───── Information supplied ─────

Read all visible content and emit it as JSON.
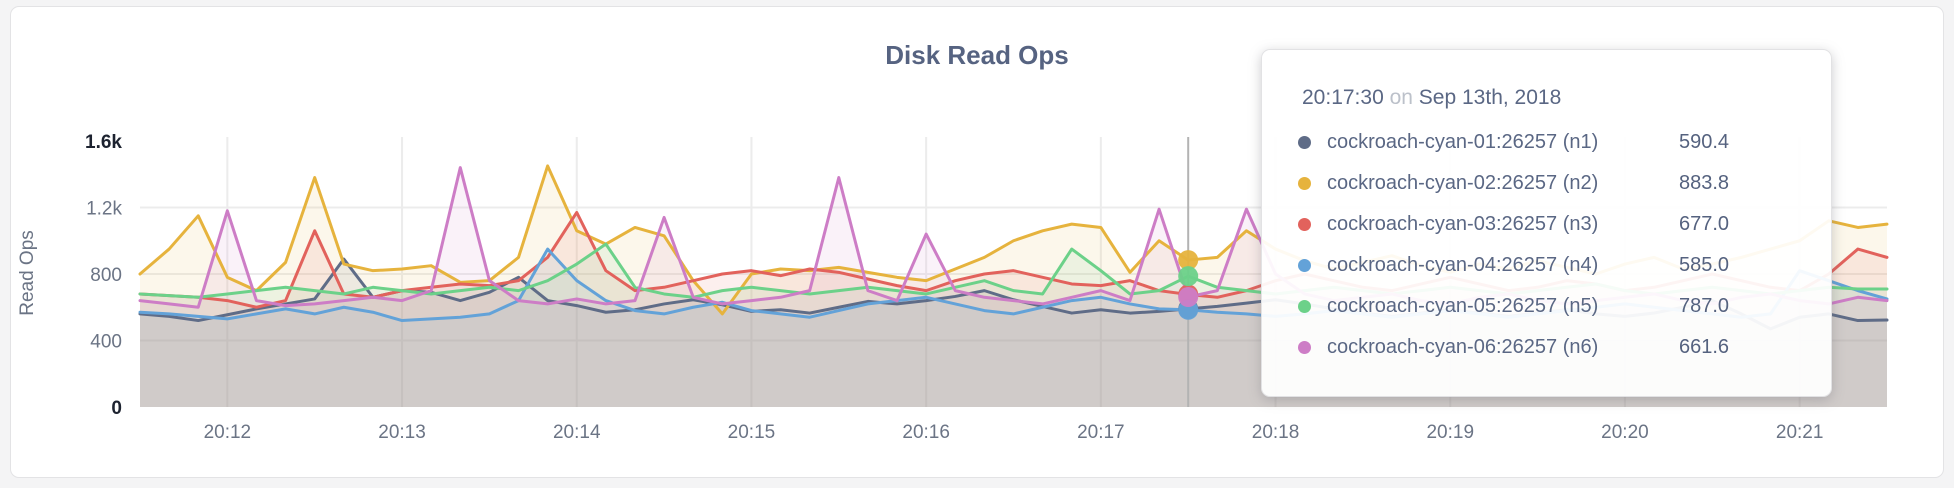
{
  "header": {
    "title": "Disk Read Ops"
  },
  "colors": {
    "grid": "#ececec",
    "hover_line": "#b3b3b3",
    "tick_normal": "#6b7485",
    "tick_strong": "#1d2330",
    "title": "#566381"
  },
  "tooltip": {
    "time": "20:17:30",
    "connector": "on",
    "date": "Sep 13th, 2018",
    "values": [
      "590.4",
      "883.8",
      "677.0",
      "585.0",
      "787.0",
      "661.6"
    ]
  },
  "chart_data": {
    "type": "line",
    "title": "Disk Read Ops",
    "xlabel": "",
    "ylabel": "Read Ops",
    "ylim": [
      0,
      1600
    ],
    "grid": true,
    "x_start": "20:11:30",
    "x_step_seconds": 10,
    "x_tick_labels": [
      {
        "index": 3,
        "label": "20:12"
      },
      {
        "index": 9,
        "label": "20:13"
      },
      {
        "index": 15,
        "label": "20:14"
      },
      {
        "index": 21,
        "label": "20:15"
      },
      {
        "index": 27,
        "label": "20:16"
      },
      {
        "index": 33,
        "label": "20:17"
      },
      {
        "index": 39,
        "label": "20:18"
      },
      {
        "index": 45,
        "label": "20:19"
      },
      {
        "index": 51,
        "label": "20:20"
      },
      {
        "index": 57,
        "label": "20:21"
      }
    ],
    "y_ticks": [
      {
        "value": 0,
        "label": "0",
        "strong": true,
        "gridline": false
      },
      {
        "value": 400,
        "label": "400",
        "strong": false,
        "gridline": true
      },
      {
        "value": 800,
        "label": "800",
        "strong": false,
        "gridline": true
      },
      {
        "value": 1200,
        "label": "1.2k",
        "strong": false,
        "gridline": true
      },
      {
        "value": 1600,
        "label": "1.6k",
        "strong": true,
        "gridline": false
      }
    ],
    "hover": {
      "index": 36,
      "time": "20:17:30",
      "date": "Sep 13th, 2018"
    },
    "series": [
      {
        "name": "cockroach-cyan-01:26257 (n1)",
        "node": "n1",
        "color": "#5f6c87",
        "values": [
          560,
          545,
          520,
          555,
          590,
          620,
          650,
          890,
          660,
          700,
          690,
          640,
          690,
          780,
          640,
          610,
          570,
          585,
          620,
          645,
          615,
          575,
          585,
          565,
          600,
          635,
          620,
          640,
          665,
          700,
          645,
          605,
          565,
          585,
          565,
          575,
          590.4,
          605,
          625,
          645,
          620,
          590,
          565,
          545,
          565,
          585,
          565,
          545,
          565,
          585,
          560,
          545,
          565,
          600,
          640,
          560,
          470,
          540,
          560,
          520,
          523
        ]
      },
      {
        "name": "cockroach-cyan-02:26257 (n2)",
        "node": "n2",
        "color": "#e6b33d",
        "values": [
          800,
          950,
          1150,
          780,
          700,
          870,
          1380,
          860,
          820,
          830,
          850,
          750,
          760,
          900,
          1450,
          1060,
          980,
          1080,
          1030,
          760,
          560,
          800,
          830,
          820,
          840,
          810,
          780,
          760,
          830,
          900,
          1000,
          1060,
          1100,
          1080,
          810,
          1000,
          883.8,
          900,
          1060,
          950,
          880,
          830,
          870,
          910,
          850,
          810,
          860,
          830,
          880,
          840,
          800,
          860,
          900,
          830,
          860,
          900,
          950,
          1000,
          1120,
          1080,
          1100
        ]
      },
      {
        "name": "cockroach-cyan-03:26257 (n3)",
        "node": "n3",
        "color": "#e2625c",
        "values": [
          680,
          670,
          660,
          640,
          600,
          640,
          1060,
          680,
          660,
          700,
          720,
          740,
          730,
          760,
          900,
          1170,
          820,
          700,
          720,
          760,
          800,
          820,
          790,
          830,
          810,
          770,
          730,
          700,
          760,
          800,
          820,
          780,
          740,
          730,
          760,
          700,
          677,
          660,
          700,
          760,
          800,
          760,
          720,
          700,
          740,
          780,
          740,
          700,
          720,
          760,
          740,
          700,
          720,
          760,
          800,
          760,
          720,
          700,
          800,
          950,
          900
        ]
      },
      {
        "name": "cockroach-cyan-04:26257 (n4)",
        "node": "n4",
        "color": "#63a2d8",
        "values": [
          570,
          560,
          545,
          530,
          560,
          590,
          560,
          600,
          570,
          520,
          530,
          540,
          560,
          640,
          950,
          760,
          640,
          580,
          560,
          600,
          630,
          580,
          560,
          540,
          580,
          620,
          640,
          660,
          620,
          580,
          560,
          600,
          640,
          660,
          620,
          590,
          585,
          570,
          560,
          545,
          560,
          580,
          560,
          540,
          560,
          580,
          560,
          540,
          560,
          580,
          600,
          620,
          600,
          580,
          560,
          540,
          560,
          820,
          760,
          700,
          650
        ]
      },
      {
        "name": "cockroach-cyan-05:26257 (n5)",
        "node": "n5",
        "color": "#6cd189",
        "values": [
          680,
          670,
          660,
          680,
          700,
          720,
          700,
          680,
          720,
          700,
          680,
          700,
          720,
          700,
          760,
          860,
          980,
          720,
          680,
          660,
          700,
          720,
          700,
          680,
          700,
          720,
          700,
          680,
          720,
          760,
          700,
          680,
          950,
          820,
          680,
          700,
          787,
          720,
          700,
          680,
          700,
          720,
          700,
          680,
          700,
          720,
          700,
          680,
          700,
          720,
          740,
          700,
          680,
          700,
          720,
          700,
          680,
          700,
          720,
          710,
          710
        ]
      },
      {
        "name": "cockroach-cyan-06:26257 (n6)",
        "node": "n6",
        "color": "#cd7dc6",
        "values": [
          640,
          620,
          600,
          1180,
          640,
          610,
          620,
          640,
          660,
          640,
          700,
          1440,
          760,
          640,
          620,
          650,
          620,
          640,
          1140,
          660,
          620,
          640,
          660,
          700,
          1380,
          700,
          640,
          1040,
          700,
          660,
          640,
          620,
          660,
          700,
          640,
          1190,
          661.6,
          700,
          1190,
          800,
          680,
          640,
          660,
          680,
          640,
          620,
          660,
          680,
          640,
          620,
          640,
          660,
          680,
          640,
          620,
          660,
          680,
          640,
          620,
          660,
          640
        ]
      }
    ]
  }
}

─────

Problem to solve:
Set every line down exactly as written, leaving each picture out.

The answer:
Read all visible content and emit it as JSON.
{
  "header": {
    "title": "Disk Read Ops"
  },
  "colors": {
    "grid": "#ececec",
    "hover_line": "#b3b3b3",
    "tick_normal": "#6b7485",
    "tick_strong": "#1d2330",
    "title": "#566381"
  },
  "tooltip": {
    "time": "20:17:30",
    "connector": "on",
    "date": "Sep 13th, 2018",
    "values": [
      "590.4",
      "883.8",
      "677.0",
      "585.0",
      "787.0",
      "661.6"
    ]
  },
  "chart_data": {
    "type": "line",
    "title": "Disk Read Ops",
    "xlabel": "",
    "ylabel": "Read Ops",
    "ylim": [
      0,
      1600
    ],
    "grid": true,
    "x_start": "20:11:30",
    "x_step_seconds": 10,
    "x_tick_labels": [
      {
        "index": 3,
        "label": "20:12"
      },
      {
        "index": 9,
        "label": "20:13"
      },
      {
        "index": 15,
        "label": "20:14"
      },
      {
        "index": 21,
        "label": "20:15"
      },
      {
        "index": 27,
        "label": "20:16"
      },
      {
        "index": 33,
        "label": "20:17"
      },
      {
        "index": 39,
        "label": "20:18"
      },
      {
        "index": 45,
        "label": "20:19"
      },
      {
        "index": 51,
        "label": "20:20"
      },
      {
        "index": 57,
        "label": "20:21"
      }
    ],
    "y_ticks": [
      {
        "value": 0,
        "label": "0",
        "strong": true,
        "gridline": false
      },
      {
        "value": 400,
        "label": "400",
        "strong": false,
        "gridline": true
      },
      {
        "value": 800,
        "label": "800",
        "strong": false,
        "gridline": true
      },
      {
        "value": 1200,
        "label": "1.2k",
        "strong": false,
        "gridline": true
      },
      {
        "value": 1600,
        "label": "1.6k",
        "strong": true,
        "gridline": false
      }
    ],
    "hover": {
      "index": 36,
      "time": "20:17:30",
      "date": "Sep 13th, 2018"
    },
    "series": [
      {
        "name": "cockroach-cyan-01:26257 (n1)",
        "node": "n1",
        "color": "#5f6c87",
        "values": [
          560,
          545,
          520,
          555,
          590,
          620,
          650,
          890,
          660,
          700,
          690,
          640,
          690,
          780,
          640,
          610,
          570,
          585,
          620,
          645,
          615,
          575,
          585,
          565,
          600,
          635,
          620,
          640,
          665,
          700,
          645,
          605,
          565,
          585,
          565,
          575,
          590.4,
          605,
          625,
          645,
          620,
          590,
          565,
          545,
          565,
          585,
          565,
          545,
          565,
          585,
          560,
          545,
          565,
          600,
          640,
          560,
          470,
          540,
          560,
          520,
          523
        ]
      },
      {
        "name": "cockroach-cyan-02:26257 (n2)",
        "node": "n2",
        "color": "#e6b33d",
        "values": [
          800,
          950,
          1150,
          780,
          700,
          870,
          1380,
          860,
          820,
          830,
          850,
          750,
          760,
          900,
          1450,
          1060,
          980,
          1080,
          1030,
          760,
          560,
          800,
          830,
          820,
          840,
          810,
          780,
          760,
          830,
          900,
          1000,
          1060,
          1100,
          1080,
          810,
          1000,
          883.8,
          900,
          1060,
          950,
          880,
          830,
          870,
          910,
          850,
          810,
          860,
          830,
          880,
          840,
          800,
          860,
          900,
          830,
          860,
          900,
          950,
          1000,
          1120,
          1080,
          1100
        ]
      },
      {
        "name": "cockroach-cyan-03:26257 (n3)",
        "node": "n3",
        "color": "#e2625c",
        "values": [
          680,
          670,
          660,
          640,
          600,
          640,
          1060,
          680,
          660,
          700,
          720,
          740,
          730,
          760,
          900,
          1170,
          820,
          700,
          720,
          760,
          800,
          820,
          790,
          830,
          810,
          770,
          730,
          700,
          760,
          800,
          820,
          780,
          740,
          730,
          760,
          700,
          677,
          660,
          700,
          760,
          800,
          760,
          720,
          700,
          740,
          780,
          740,
          700,
          720,
          760,
          740,
          700,
          720,
          760,
          800,
          760,
          720,
          700,
          800,
          950,
          900
        ]
      },
      {
        "name": "cockroach-cyan-04:26257 (n4)",
        "node": "n4",
        "color": "#63a2d8",
        "values": [
          570,
          560,
          545,
          530,
          560,
          590,
          560,
          600,
          570,
          520,
          530,
          540,
          560,
          640,
          950,
          760,
          640,
          580,
          560,
          600,
          630,
          580,
          560,
          540,
          580,
          620,
          640,
          660,
          620,
          580,
          560,
          600,
          640,
          660,
          620,
          590,
          585,
          570,
          560,
          545,
          560,
          580,
          560,
          540,
          560,
          580,
          560,
          540,
          560,
          580,
          600,
          620,
          600,
          580,
          560,
          540,
          560,
          820,
          760,
          700,
          650
        ]
      },
      {
        "name": "cockroach-cyan-05:26257 (n5)",
        "node": "n5",
        "color": "#6cd189",
        "values": [
          680,
          670,
          660,
          680,
          700,
          720,
          700,
          680,
          720,
          700,
          680,
          700,
          720,
          700,
          760,
          860,
          980,
          720,
          680,
          660,
          700,
          720,
          700,
          680,
          700,
          720,
          700,
          680,
          720,
          760,
          700,
          680,
          950,
          820,
          680,
          700,
          787,
          720,
          700,
          680,
          700,
          720,
          700,
          680,
          700,
          720,
          700,
          680,
          700,
          720,
          740,
          700,
          680,
          700,
          720,
          700,
          680,
          700,
          720,
          710,
          710
        ]
      },
      {
        "name": "cockroach-cyan-06:26257 (n6)",
        "node": "n6",
        "color": "#cd7dc6",
        "values": [
          640,
          620,
          600,
          1180,
          640,
          610,
          620,
          640,
          660,
          640,
          700,
          1440,
          760,
          640,
          620,
          650,
          620,
          640,
          1140,
          660,
          620,
          640,
          660,
          700,
          1380,
          700,
          640,
          1040,
          700,
          660,
          640,
          620,
          660,
          700,
          640,
          1190,
          661.6,
          700,
          1190,
          800,
          680,
          640,
          660,
          680,
          640,
          620,
          660,
          680,
          640,
          620,
          640,
          660,
          680,
          640,
          620,
          660,
          680,
          640,
          620,
          660,
          640
        ]
      }
    ]
  }
}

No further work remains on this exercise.